# TASK TO CARRY OUT
Report only the number of lines that hold the word "days".

++++++++++

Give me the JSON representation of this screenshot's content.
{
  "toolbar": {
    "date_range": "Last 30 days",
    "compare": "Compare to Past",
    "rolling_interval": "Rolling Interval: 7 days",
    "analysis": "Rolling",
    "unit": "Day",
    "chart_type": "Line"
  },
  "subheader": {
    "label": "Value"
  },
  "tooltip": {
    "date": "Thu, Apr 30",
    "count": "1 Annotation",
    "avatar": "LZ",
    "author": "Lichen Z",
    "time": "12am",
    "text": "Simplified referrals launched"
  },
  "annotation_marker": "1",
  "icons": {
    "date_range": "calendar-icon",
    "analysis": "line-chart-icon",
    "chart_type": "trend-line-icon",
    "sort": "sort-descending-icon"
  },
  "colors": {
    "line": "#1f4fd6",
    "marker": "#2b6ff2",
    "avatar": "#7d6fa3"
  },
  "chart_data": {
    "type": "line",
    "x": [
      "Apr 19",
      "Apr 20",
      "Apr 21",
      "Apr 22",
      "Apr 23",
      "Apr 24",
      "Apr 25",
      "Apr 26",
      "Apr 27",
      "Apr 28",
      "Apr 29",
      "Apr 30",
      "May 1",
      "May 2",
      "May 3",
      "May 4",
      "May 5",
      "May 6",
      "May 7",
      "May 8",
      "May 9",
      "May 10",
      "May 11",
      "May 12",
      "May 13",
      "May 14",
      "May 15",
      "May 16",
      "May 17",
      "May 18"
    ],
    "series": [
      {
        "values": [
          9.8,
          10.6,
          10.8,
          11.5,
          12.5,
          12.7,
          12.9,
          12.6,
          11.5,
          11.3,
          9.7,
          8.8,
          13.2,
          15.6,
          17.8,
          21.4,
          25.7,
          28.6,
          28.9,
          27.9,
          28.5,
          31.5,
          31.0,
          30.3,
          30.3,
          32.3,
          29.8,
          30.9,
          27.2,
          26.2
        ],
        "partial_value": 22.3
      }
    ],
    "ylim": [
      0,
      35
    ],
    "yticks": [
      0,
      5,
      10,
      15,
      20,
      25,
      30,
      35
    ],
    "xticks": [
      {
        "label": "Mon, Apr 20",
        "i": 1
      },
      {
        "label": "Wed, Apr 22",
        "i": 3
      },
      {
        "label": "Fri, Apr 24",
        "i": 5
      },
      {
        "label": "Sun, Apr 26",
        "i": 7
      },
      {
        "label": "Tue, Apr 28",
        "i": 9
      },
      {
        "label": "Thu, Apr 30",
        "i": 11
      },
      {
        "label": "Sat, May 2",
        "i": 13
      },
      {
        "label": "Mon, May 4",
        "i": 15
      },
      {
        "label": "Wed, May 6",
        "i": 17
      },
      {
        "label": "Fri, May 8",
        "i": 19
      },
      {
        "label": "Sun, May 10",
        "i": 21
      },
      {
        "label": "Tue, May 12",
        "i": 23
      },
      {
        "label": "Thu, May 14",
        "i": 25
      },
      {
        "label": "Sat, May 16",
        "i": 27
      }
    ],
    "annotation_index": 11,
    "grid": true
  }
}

++++++++++

# RIGHT ANSWER
2